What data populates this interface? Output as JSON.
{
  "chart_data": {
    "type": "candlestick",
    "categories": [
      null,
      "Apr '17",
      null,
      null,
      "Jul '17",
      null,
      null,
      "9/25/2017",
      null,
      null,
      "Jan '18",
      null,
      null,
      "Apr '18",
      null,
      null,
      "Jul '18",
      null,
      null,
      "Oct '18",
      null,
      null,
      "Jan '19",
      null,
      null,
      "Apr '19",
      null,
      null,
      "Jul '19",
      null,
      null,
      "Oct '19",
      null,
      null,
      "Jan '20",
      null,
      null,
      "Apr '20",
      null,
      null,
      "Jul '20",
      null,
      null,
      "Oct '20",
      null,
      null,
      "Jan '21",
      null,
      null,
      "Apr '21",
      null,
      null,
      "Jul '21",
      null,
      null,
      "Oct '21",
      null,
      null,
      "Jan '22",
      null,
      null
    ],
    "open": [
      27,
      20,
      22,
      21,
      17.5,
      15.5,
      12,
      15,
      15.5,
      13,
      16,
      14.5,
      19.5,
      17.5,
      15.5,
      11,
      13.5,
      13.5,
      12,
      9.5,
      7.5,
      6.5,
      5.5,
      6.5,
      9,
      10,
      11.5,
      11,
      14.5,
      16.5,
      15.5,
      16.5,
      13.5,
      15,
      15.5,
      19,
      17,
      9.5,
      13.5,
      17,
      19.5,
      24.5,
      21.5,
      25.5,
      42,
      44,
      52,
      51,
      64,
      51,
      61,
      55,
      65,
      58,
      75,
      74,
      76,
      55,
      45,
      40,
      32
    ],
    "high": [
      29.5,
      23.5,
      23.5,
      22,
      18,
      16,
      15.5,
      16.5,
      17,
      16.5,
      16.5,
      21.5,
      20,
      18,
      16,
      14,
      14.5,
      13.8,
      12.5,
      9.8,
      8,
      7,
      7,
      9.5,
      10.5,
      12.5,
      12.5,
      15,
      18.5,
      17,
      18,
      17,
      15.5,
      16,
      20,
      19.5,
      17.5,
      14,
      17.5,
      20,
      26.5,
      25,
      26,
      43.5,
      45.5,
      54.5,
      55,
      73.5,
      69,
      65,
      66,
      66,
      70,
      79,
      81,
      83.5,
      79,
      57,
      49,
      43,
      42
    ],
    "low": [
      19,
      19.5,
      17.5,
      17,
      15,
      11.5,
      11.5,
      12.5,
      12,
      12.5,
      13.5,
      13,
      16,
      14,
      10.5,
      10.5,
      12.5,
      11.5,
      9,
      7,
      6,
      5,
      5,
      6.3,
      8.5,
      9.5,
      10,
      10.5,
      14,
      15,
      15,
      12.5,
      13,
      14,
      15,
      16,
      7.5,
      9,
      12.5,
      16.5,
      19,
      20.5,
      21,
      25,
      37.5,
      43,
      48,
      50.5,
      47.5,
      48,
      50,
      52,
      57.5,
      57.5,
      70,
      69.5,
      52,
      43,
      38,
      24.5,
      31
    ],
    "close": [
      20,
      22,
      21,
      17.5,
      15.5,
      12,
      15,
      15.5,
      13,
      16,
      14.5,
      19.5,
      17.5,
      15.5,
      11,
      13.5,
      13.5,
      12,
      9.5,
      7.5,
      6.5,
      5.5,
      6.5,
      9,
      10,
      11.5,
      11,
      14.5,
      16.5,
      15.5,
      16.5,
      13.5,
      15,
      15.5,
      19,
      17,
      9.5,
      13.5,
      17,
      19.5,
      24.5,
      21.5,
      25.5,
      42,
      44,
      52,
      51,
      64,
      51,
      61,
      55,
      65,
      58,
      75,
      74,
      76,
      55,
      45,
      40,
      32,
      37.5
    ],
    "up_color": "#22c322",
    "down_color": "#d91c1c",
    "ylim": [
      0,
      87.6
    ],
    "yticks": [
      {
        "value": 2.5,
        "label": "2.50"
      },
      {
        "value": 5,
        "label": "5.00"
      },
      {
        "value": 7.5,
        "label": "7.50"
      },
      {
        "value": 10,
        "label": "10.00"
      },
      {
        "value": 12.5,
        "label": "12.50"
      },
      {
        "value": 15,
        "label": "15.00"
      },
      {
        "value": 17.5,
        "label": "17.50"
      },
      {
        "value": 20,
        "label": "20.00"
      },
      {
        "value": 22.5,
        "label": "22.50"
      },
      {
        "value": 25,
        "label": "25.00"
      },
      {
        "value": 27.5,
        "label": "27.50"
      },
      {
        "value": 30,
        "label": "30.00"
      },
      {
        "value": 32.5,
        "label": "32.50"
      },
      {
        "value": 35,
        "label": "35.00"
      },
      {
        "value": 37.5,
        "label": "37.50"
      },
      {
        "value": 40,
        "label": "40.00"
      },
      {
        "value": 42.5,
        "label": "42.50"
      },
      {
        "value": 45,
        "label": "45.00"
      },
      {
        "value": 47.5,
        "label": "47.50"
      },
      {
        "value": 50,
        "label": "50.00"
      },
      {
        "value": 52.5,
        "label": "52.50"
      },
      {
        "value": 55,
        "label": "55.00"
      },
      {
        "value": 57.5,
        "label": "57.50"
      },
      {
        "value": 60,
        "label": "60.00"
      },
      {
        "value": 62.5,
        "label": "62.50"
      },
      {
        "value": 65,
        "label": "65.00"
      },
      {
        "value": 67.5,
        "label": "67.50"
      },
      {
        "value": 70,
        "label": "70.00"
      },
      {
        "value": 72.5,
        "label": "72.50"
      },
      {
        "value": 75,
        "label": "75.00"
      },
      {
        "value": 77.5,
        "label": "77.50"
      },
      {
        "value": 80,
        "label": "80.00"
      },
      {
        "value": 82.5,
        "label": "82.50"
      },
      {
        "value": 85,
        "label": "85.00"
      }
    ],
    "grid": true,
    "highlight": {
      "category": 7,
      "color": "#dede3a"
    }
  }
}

* * *

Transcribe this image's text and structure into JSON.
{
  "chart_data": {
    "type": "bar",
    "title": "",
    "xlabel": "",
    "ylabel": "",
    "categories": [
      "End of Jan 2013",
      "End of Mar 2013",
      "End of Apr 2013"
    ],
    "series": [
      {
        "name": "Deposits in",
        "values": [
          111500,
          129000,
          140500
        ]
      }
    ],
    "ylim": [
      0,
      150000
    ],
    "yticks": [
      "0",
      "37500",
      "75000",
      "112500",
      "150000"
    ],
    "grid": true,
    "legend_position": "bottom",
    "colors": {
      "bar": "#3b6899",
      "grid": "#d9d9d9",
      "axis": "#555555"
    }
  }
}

**INSTRUCTION**
Track down the lines that include the word "this" and copy them.

**FINAL RESULT**
What data populates this interface? Output as JSON.
Transcribe this image's text and structure into JSON.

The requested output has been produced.